**EXERCISE OBJECTIVE**
Among the lines below, count those with "Component". Give only the number.

Dataset excerpts
++++
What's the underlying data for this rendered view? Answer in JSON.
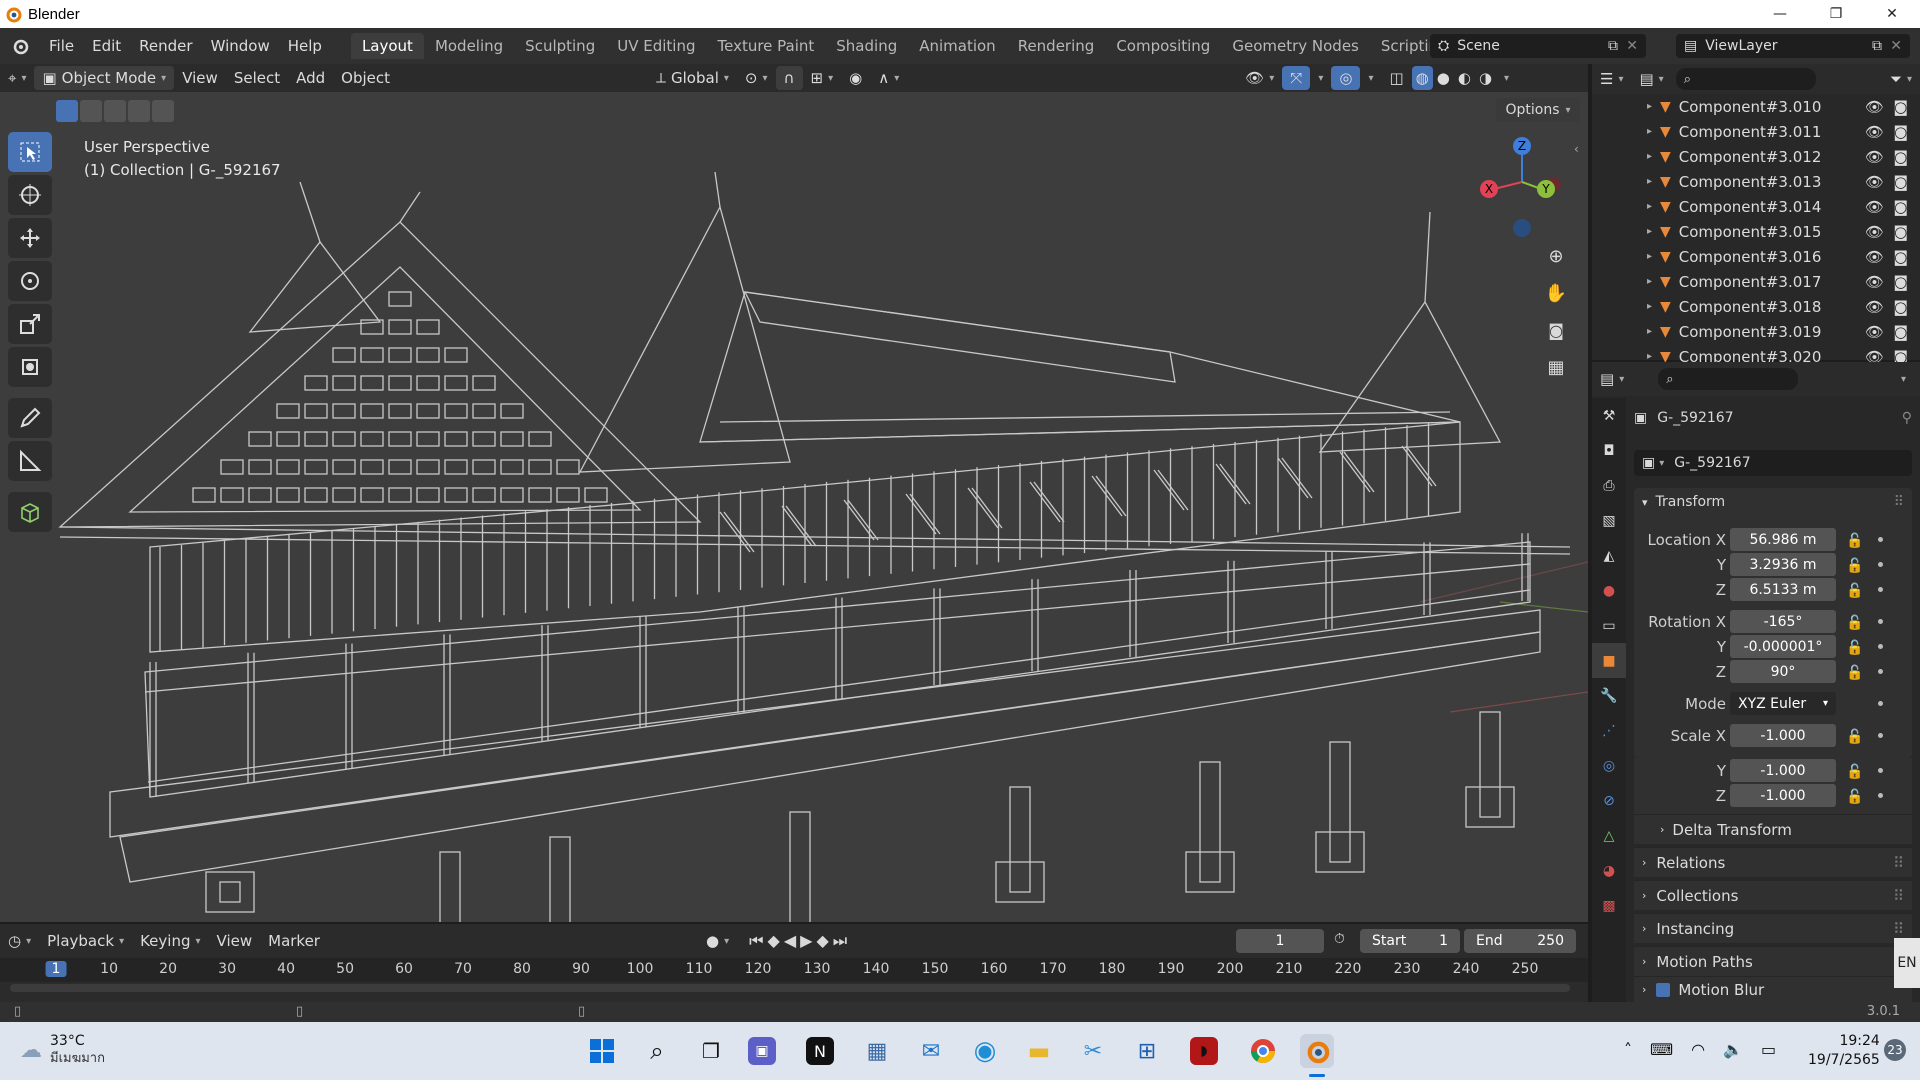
{
  "app": {
    "title": "Blender",
    "version": "3.0.1"
  },
  "menu": [
    "File",
    "Edit",
    "Render",
    "Window",
    "Help"
  ],
  "workspaces": [
    "Layout",
    "Modeling",
    "Sculpting",
    "UV Editing",
    "Texture Paint",
    "Shading",
    "Animation",
    "Rendering",
    "Compositing",
    "Geometry Nodes",
    "Scripting"
  ],
  "active_workspace": "Layout",
  "scene": {
    "name": "Scene",
    "view_layer": "ViewLayer"
  },
  "viewport_header": {
    "mode": "Object Mode",
    "menus": [
      "View",
      "Select",
      "Add",
      "Object"
    ],
    "orientation": "Global",
    "options": "Options"
  },
  "viewport": {
    "perspective": "User Perspective",
    "collection_line": "(1) Collection | G-_592167"
  },
  "gizmo": {
    "x": "X",
    "y": "Y",
    "z": "Z"
  },
  "outliner": {
    "items": [
      "Component#3.010",
      "Component#3.011",
      "Component#3.012",
      "Component#3.013",
      "Component#3.014",
      "Component#3.015",
      "Component#3.016",
      "Component#3.017",
      "Component#3.018",
      "Component#3.019",
      "Component#3.020"
    ]
  },
  "properties": {
    "object_name": "G-_592167",
    "data_name": "G-_592167",
    "transform_title": "Transform",
    "location": {
      "label": "Location X",
      "x": "56.986 m",
      "y": "3.2936 m",
      "z": "6.5133 m"
    },
    "rotation": {
      "label": "Rotation X",
      "x": "-165°",
      "y": "-0.000001°",
      "z": "90°"
    },
    "mode": {
      "label": "Mode",
      "value": "XYZ Euler"
    },
    "scale": {
      "label": "Scale X",
      "x": "-1.000",
      "y": "-1.000",
      "z": "-1.000"
    },
    "axis_y": "Y",
    "axis_z": "Z",
    "sections": [
      "Delta Transform",
      "Relations",
      "Collections",
      "Instancing",
      "Motion Paths",
      "Motion Blur"
    ]
  },
  "timeline": {
    "menus": [
      "Playback",
      "Keying",
      "View",
      "Marker"
    ],
    "current_frame": "1",
    "start_label": "Start",
    "start": "1",
    "end_label": "End",
    "end": "250",
    "ruler": [
      "1",
      "10",
      "20",
      "30",
      "40",
      "50",
      "60",
      "70",
      "80",
      "90",
      "100",
      "110",
      "120",
      "130",
      "140",
      "150",
      "160",
      "170",
      "180",
      "190",
      "200",
      "210",
      "220",
      "230",
      "240",
      "250"
    ]
  },
  "taskbar": {
    "weather_temp": "33°C",
    "weather_desc": "มีเมฆมาก",
    "time": "19:24",
    "date": "19/7/2565",
    "notifications": "23",
    "lang": "EN"
  },
  "colors": {
    "accent": "#4772b3",
    "axis_x": "#e34256",
    "axis_y": "#8cc03a",
    "axis_z": "#3f7fdb",
    "object_orange": "#e8893a"
  }
}
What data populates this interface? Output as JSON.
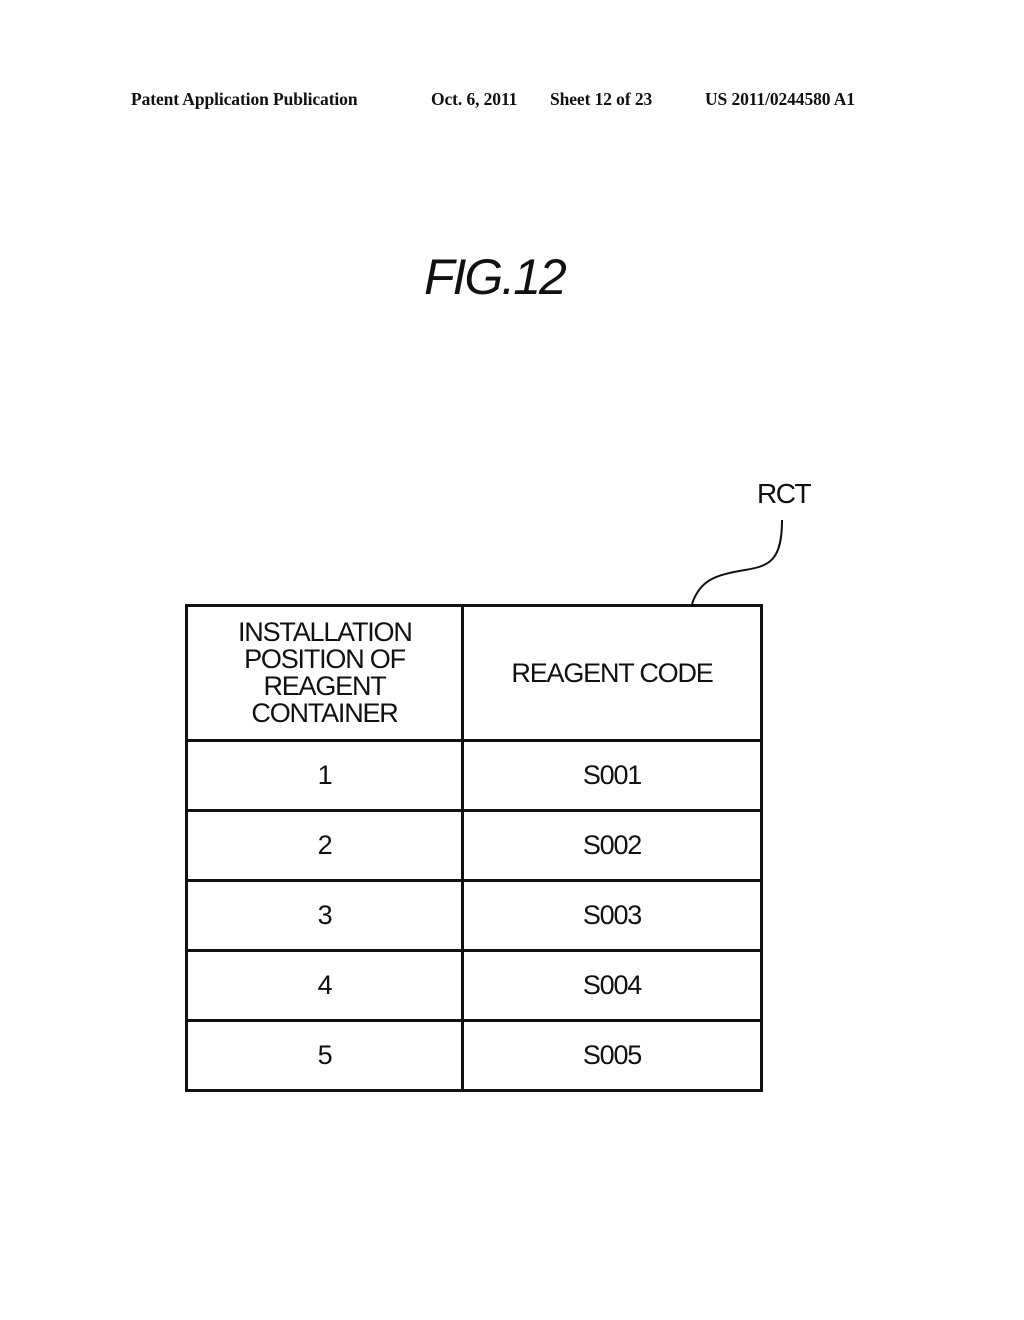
{
  "header": {
    "publication": "Patent Application Publication",
    "date": "Oct. 6, 2011",
    "sheet": "Sheet 12 of 23",
    "number": "US 2011/0244580 A1"
  },
  "figure": {
    "title": "FIG.12",
    "reference_label": "RCT"
  },
  "table": {
    "headers": [
      "INSTALLATION POSITION OF REAGENT CONTAINER",
      "REAGENT CODE"
    ],
    "rows": [
      {
        "position": "1",
        "code": "S001"
      },
      {
        "position": "2",
        "code": "S002"
      },
      {
        "position": "3",
        "code": "S003"
      },
      {
        "position": "4",
        "code": "S004"
      },
      {
        "position": "5",
        "code": "S005"
      }
    ]
  }
}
++++
**SOLUTION FOR THIS EXERCISE**
11